Copy every line that contains the string "high" from the entries below.

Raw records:
============================================================

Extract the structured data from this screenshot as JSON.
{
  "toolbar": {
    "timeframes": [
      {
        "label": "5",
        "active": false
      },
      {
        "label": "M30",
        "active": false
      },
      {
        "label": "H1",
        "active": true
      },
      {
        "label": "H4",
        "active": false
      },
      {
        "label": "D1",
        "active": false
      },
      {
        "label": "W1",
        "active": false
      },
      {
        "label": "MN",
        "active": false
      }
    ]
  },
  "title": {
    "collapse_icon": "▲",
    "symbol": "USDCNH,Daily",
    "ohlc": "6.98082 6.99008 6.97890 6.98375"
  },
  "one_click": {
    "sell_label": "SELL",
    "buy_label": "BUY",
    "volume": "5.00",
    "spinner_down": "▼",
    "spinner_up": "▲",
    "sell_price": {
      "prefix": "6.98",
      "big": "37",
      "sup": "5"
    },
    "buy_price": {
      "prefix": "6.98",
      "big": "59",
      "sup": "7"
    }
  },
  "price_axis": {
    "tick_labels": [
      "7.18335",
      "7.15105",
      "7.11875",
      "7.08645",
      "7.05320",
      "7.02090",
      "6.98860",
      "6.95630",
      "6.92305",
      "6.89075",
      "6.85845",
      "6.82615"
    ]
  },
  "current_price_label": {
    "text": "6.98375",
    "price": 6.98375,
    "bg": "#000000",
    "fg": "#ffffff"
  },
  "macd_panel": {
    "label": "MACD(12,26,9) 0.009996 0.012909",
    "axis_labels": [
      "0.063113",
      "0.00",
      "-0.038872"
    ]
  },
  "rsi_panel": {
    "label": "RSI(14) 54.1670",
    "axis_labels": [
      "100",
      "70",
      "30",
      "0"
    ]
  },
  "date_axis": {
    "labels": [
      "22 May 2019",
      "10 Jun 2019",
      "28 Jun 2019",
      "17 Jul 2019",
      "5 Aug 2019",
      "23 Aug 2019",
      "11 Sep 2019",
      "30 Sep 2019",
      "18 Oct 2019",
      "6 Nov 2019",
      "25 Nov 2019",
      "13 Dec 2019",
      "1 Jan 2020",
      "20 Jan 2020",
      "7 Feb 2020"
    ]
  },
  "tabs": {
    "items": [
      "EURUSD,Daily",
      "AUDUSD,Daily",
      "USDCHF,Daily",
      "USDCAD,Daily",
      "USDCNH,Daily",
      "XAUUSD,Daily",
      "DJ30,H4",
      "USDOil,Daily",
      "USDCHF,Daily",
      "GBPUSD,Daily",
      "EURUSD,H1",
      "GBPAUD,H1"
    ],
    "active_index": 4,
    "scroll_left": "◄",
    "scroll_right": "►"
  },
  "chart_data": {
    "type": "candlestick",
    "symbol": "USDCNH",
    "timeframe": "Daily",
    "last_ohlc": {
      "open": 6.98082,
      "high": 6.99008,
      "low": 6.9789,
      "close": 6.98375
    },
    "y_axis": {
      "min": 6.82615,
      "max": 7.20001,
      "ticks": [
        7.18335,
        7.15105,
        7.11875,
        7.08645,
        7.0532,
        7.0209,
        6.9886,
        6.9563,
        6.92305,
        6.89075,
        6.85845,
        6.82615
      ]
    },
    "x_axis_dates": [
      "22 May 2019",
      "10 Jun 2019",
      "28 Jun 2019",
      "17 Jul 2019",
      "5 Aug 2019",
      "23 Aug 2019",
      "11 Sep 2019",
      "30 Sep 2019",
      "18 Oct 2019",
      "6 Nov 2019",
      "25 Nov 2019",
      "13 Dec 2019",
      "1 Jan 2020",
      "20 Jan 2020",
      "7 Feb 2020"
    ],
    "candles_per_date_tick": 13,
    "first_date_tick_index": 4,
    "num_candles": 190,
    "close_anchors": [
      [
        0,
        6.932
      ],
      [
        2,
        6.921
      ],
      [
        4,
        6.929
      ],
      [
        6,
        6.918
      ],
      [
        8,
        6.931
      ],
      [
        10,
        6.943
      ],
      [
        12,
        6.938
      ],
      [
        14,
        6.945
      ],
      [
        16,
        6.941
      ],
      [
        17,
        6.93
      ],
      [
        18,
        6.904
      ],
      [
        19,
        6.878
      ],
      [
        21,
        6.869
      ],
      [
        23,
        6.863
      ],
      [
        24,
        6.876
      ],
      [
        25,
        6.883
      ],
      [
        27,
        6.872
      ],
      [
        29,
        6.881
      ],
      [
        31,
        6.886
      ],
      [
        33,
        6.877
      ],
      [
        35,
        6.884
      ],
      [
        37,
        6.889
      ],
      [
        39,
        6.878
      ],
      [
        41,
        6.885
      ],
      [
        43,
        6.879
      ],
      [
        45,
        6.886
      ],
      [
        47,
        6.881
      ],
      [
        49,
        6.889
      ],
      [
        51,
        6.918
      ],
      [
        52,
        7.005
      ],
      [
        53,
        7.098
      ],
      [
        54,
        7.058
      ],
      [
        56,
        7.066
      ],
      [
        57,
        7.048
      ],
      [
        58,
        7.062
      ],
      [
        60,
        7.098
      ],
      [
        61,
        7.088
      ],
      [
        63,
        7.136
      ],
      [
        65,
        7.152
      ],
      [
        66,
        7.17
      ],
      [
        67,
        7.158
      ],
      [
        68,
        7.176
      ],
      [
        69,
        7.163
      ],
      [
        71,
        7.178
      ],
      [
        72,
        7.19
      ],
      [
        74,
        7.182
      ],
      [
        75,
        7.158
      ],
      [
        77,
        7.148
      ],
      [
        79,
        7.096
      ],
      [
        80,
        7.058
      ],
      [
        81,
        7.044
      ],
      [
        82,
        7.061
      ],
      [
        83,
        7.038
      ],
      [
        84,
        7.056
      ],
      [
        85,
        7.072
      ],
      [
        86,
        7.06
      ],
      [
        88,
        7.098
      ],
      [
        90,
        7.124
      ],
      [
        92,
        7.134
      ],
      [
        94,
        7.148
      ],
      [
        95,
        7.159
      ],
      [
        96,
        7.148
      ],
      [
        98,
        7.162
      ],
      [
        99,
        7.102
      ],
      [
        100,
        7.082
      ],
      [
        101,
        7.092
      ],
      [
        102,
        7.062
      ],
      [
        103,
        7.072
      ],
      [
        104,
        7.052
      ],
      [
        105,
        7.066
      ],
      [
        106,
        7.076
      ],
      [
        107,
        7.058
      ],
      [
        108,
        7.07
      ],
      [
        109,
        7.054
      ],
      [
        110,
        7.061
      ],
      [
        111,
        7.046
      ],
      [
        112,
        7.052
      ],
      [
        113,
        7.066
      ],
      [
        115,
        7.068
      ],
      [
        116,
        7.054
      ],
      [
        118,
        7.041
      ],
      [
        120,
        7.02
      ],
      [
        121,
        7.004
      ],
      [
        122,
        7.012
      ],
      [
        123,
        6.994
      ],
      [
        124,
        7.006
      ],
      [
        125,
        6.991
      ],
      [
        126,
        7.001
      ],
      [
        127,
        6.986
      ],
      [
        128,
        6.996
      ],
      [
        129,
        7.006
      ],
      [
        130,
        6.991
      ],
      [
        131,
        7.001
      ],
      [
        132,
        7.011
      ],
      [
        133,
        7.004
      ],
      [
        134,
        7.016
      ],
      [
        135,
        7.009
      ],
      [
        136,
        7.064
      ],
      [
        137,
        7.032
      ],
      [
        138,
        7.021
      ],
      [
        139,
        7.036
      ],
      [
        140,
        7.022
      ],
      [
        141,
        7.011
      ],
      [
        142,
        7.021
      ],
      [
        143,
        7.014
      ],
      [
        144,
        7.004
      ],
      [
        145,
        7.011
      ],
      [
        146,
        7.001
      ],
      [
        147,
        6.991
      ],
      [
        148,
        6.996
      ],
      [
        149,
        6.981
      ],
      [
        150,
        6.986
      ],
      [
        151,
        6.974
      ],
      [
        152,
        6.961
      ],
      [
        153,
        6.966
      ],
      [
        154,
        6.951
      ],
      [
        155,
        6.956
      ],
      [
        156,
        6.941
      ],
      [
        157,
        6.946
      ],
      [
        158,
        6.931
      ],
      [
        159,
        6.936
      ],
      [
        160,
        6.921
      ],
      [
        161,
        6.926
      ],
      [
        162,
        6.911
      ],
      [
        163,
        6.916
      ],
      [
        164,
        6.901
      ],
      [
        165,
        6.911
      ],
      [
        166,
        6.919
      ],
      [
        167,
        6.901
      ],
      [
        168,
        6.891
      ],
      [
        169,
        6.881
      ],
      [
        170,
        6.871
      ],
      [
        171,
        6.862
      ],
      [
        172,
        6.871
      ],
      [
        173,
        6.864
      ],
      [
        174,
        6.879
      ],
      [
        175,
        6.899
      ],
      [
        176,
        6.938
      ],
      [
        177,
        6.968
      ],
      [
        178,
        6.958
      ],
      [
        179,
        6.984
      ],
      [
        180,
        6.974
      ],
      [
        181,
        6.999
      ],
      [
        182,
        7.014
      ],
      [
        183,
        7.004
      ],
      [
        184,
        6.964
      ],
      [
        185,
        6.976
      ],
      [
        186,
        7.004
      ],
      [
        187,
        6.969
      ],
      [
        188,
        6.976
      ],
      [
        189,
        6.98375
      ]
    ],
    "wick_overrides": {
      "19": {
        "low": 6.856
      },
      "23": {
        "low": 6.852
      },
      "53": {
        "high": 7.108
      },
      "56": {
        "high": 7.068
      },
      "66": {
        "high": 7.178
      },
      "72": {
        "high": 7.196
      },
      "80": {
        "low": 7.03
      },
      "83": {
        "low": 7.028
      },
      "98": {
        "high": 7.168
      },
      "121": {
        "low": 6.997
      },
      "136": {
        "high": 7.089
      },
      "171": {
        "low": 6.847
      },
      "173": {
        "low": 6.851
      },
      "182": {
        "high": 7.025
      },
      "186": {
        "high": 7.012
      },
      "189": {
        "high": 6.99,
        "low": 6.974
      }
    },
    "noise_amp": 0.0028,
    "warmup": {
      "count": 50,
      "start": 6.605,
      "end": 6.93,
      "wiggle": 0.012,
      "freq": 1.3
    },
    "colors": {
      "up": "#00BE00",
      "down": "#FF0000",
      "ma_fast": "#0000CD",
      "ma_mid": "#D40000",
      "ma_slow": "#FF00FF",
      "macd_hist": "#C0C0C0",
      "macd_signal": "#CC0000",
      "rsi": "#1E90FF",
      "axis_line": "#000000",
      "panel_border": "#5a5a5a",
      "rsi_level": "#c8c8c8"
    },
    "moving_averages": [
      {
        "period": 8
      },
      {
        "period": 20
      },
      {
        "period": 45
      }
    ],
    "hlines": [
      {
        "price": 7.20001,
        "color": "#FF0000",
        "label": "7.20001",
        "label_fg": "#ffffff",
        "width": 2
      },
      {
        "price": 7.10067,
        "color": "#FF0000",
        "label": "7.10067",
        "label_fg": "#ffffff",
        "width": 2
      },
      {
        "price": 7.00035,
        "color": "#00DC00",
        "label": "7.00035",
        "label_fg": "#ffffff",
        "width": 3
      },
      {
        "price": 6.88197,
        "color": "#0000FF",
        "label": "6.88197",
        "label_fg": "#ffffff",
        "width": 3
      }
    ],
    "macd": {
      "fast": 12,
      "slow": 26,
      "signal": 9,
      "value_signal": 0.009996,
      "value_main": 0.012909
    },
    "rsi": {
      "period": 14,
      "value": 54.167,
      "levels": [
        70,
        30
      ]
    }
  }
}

============================================================

FULL OUTPUT –
      "high": 6.99008,
        "high": 7.108
        "high": 7.068
        "high": 7.178
        "high": 7.196
        "high": 7.168
        "high": 7.089
        "high": 7.025
        "high": 7.012
        "high": 6.99,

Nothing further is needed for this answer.